→ **Excerpted text**
Horizon Alert
Summary of the vulnerability and why it matters
This vulnerability in Kyverno allows an attacker with existing access to steal credentials. These credentials could then be used to gain full control of your cluster.
- Stolen credentials grant full cluster control.
- Affects systems using Kyverno's apiCall feature.
- Requires existing access to exploit.
Attack Path
How an attacker could exploit the issue
An attacker with cluster administrator privileges can weaponize this by creating a Kyverno `ClusterPolicy` that uses the `apiCall` feature to send the admission controller's ServiceAccount token to an attacker-controlled server. This allows them to steal the token, which has permissions to modify webhook configurations, leading to full cluster compromise.

Dataset entries

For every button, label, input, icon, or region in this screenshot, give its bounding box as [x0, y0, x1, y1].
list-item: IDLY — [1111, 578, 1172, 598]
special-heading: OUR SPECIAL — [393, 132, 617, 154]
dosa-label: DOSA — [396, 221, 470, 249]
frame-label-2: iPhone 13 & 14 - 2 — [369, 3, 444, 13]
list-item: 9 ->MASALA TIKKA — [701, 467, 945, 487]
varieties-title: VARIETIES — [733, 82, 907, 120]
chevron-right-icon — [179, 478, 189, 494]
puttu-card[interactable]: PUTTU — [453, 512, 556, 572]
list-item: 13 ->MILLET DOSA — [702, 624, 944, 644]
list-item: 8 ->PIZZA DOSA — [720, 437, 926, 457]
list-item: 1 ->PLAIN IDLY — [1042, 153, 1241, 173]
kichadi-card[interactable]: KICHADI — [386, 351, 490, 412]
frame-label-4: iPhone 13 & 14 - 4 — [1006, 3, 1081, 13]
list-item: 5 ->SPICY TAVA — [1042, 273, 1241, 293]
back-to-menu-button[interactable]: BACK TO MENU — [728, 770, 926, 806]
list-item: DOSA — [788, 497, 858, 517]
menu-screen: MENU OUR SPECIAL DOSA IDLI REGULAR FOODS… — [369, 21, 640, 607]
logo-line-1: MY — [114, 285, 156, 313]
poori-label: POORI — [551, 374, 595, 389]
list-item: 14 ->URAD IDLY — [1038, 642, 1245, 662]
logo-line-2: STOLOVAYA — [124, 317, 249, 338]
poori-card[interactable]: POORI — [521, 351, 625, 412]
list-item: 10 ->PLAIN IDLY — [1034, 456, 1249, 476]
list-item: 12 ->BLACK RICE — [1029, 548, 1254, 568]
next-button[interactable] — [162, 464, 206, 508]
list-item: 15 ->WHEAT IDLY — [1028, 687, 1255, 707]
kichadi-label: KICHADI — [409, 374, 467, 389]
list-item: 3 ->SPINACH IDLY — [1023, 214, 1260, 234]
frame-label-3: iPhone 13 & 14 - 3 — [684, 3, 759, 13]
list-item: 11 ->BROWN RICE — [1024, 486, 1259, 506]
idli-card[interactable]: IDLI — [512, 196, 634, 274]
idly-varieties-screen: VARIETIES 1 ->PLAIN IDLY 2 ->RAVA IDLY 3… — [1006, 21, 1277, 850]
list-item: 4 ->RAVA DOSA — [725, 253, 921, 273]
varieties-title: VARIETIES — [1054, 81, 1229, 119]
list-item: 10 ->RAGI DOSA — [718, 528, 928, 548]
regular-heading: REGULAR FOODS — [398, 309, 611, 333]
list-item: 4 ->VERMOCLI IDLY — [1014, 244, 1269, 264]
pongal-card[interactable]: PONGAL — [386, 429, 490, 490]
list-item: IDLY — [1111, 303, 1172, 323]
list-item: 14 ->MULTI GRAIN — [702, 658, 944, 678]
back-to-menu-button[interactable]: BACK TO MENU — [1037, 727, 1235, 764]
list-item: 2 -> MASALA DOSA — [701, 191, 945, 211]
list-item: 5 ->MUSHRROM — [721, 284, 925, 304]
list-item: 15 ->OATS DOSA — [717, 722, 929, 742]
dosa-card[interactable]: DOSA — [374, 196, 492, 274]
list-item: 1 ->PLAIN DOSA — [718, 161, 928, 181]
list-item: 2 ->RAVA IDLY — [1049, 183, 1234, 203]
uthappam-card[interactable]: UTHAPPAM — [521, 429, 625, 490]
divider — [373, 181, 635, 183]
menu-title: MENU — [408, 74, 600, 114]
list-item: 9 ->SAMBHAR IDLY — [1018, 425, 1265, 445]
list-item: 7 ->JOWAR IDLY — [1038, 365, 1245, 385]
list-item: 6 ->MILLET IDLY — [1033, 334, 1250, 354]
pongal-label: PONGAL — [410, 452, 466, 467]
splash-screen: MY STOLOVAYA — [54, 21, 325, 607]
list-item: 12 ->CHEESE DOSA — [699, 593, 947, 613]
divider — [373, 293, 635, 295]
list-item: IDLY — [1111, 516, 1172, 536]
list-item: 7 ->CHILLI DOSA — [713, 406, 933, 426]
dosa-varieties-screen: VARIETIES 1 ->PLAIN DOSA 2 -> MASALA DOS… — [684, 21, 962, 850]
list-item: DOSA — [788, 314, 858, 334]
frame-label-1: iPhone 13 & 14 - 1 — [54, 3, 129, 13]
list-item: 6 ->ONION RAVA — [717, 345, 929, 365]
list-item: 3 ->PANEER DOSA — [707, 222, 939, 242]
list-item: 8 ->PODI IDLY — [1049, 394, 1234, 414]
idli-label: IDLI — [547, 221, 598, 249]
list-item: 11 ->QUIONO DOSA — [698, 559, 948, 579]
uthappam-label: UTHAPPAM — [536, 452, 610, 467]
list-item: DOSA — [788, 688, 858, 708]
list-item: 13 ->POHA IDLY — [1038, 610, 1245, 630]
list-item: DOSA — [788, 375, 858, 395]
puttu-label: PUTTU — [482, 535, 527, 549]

→ **Assignment**
Answer these questions using the Kyverno alert:
(a) Which Kyverno feature do affected systems use?
(b) What type of Kyverno policy does the attacker create?
(c) What permissions does the stolen ServiceAccount token have?

→ **Completed task**
(a) The apiCall feature.
(b) A ClusterPolicy.
(c) Permissions to modify webhook configurations.